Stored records
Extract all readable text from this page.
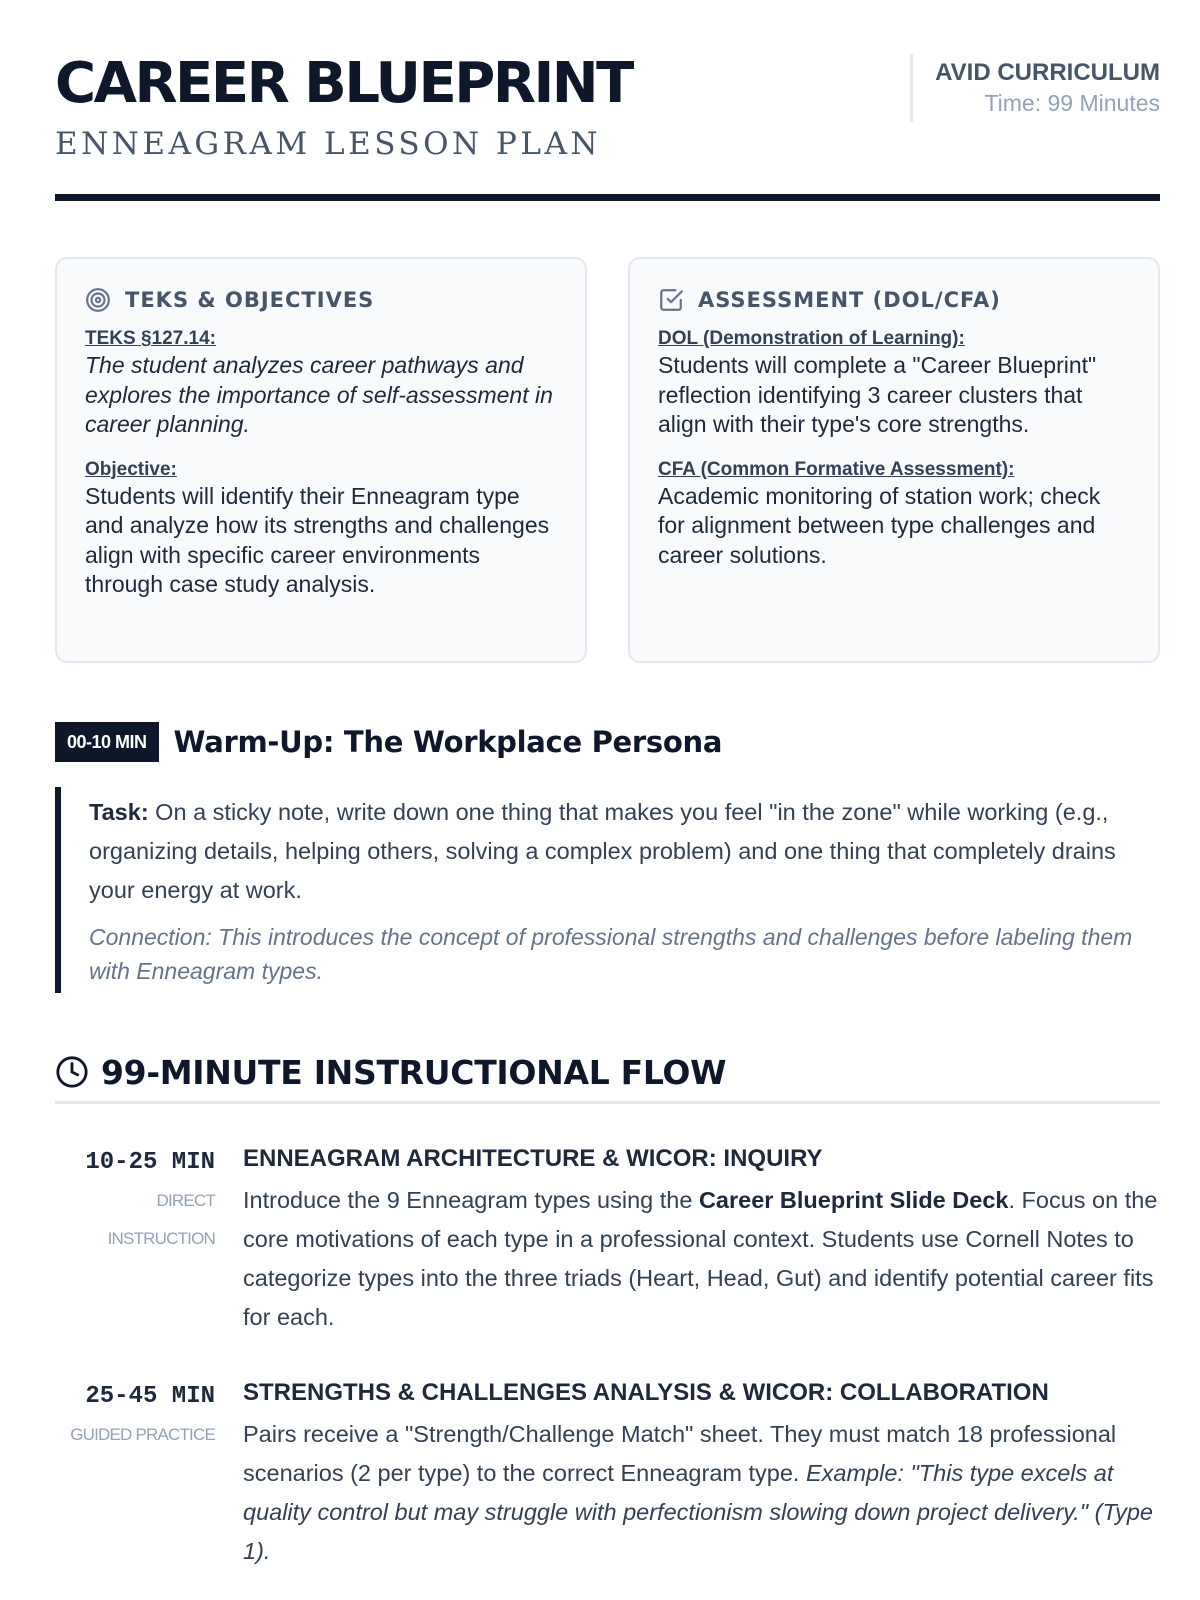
CAREER BLUEPRINT
ENNEAGRAM LESSON PLAN
AVID CURRICULUM
Time: 99 Minutes
TEKS & OBJECTIVES
TEKS §127.14:
The student analyzes career pathways and explores the importance of self-assessment in career planning.
Objective:
Students will identify their Enneagram type and analyze how its strengths and challenges align with specific career environments through case study analysis.
ASSESSMENT (DOL/CFA)
DOL (Demonstration of Learning):
Students will complete a "Career Blueprint" reflection identifying 3 career clusters that align with their type's core strengths.
CFA (Common Formative Assessment):
Academic monitoring of station work; check for alignment between type challenges and career solutions.
00-10 MIN Warm-Up: The Workplace Persona
Task: On a sticky note, write down one thing that makes you feel "in the zone" while working (e.g., organizing details, helping others, solving a complex problem) and one thing that completely drains your energy at work.
Connection: This introduces the concept of professional strengths and challenges before labeling them with Enneagram types.
99-MINUTE INSTRUCTIONAL FLOW
10-25 MIN
DIRECT
INSTRUCTION
ENNEAGRAM ARCHITECTURE & WICOR: INQUIRY
Introduce the 9 Enneagram types using the Career Blueprint Slide Deck. Focus on the core motivations of each type in a professional context. Students use Cornell Notes to categorize types into the three triads (Heart, Head, Gut) and identify potential career fits for each.
25-45 MIN
GUIDED PRACTICE
STRENGTHS & CHALLENGES ANALYSIS & WICOR: COLLABORATION
Pairs receive a "Strength/Challenge Match" sheet. They must match 18 professional scenarios (2 per type) to the correct Enneagram type. Example: "This type excels at quality control but may struggle with perfectionism slowing down project delivery." (Type 1).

### Task to carry out
Quote all of the entries word for word, omitting any pictures.

### Result of this task
Extract all readable text from this page.
CAREER BLUEPRINT
ENNEAGRAM LESSON PLAN
AVID CURRICULUM
Time: 99 Minutes
TEKS & OBJECTIVES
TEKS §127.14:
The student analyzes career pathways and explores the importance of self-assessment in career planning.
Objective:
Students will identify their Enneagram type and analyze how its strengths and challenges align with specific career environments through case study analysis.
ASSESSMENT (DOL/CFA)
DOL (Demonstration of Learning):
Students will complete a "Career Blueprint" reflection identifying 3 career clusters that align with their type's core strengths.
CFA (Common Formative Assessment):
Academic monitoring of station work; check for alignment between type challenges and career solutions.
00-10 MIN Warm-Up: The Workplace Persona
Task: On a sticky note, write down one thing that makes you feel "in the zone" while working (e.g., organizing details, helping others, solving a complex problem) and one thing that completely drains your energy at work.
Connection: This introduces the concept of professional strengths and challenges before labeling them with Enneagram types.
99-MINUTE INSTRUCTIONAL FLOW
10-25 MIN
DIRECT
INSTRUCTION
ENNEAGRAM ARCHITECTURE & WICOR: INQUIRY
Introduce the 9 Enneagram types using the Career Blueprint Slide Deck. Focus on the core motivations of each type in a professional context. Students use Cornell Notes to categorize types into the three triads (Heart, Head, Gut) and identify potential career fits for each.
25-45 MIN
GUIDED PRACTICE
STRENGTHS & CHALLENGES ANALYSIS & WICOR: COLLABORATION
Pairs receive a "Strength/Challenge Match" sheet. They must match 18 professional scenarios (2 per type) to the correct Enneagram type. Example: "This type excels at quality control but may struggle with perfectionism slowing down project delivery." (Type 1).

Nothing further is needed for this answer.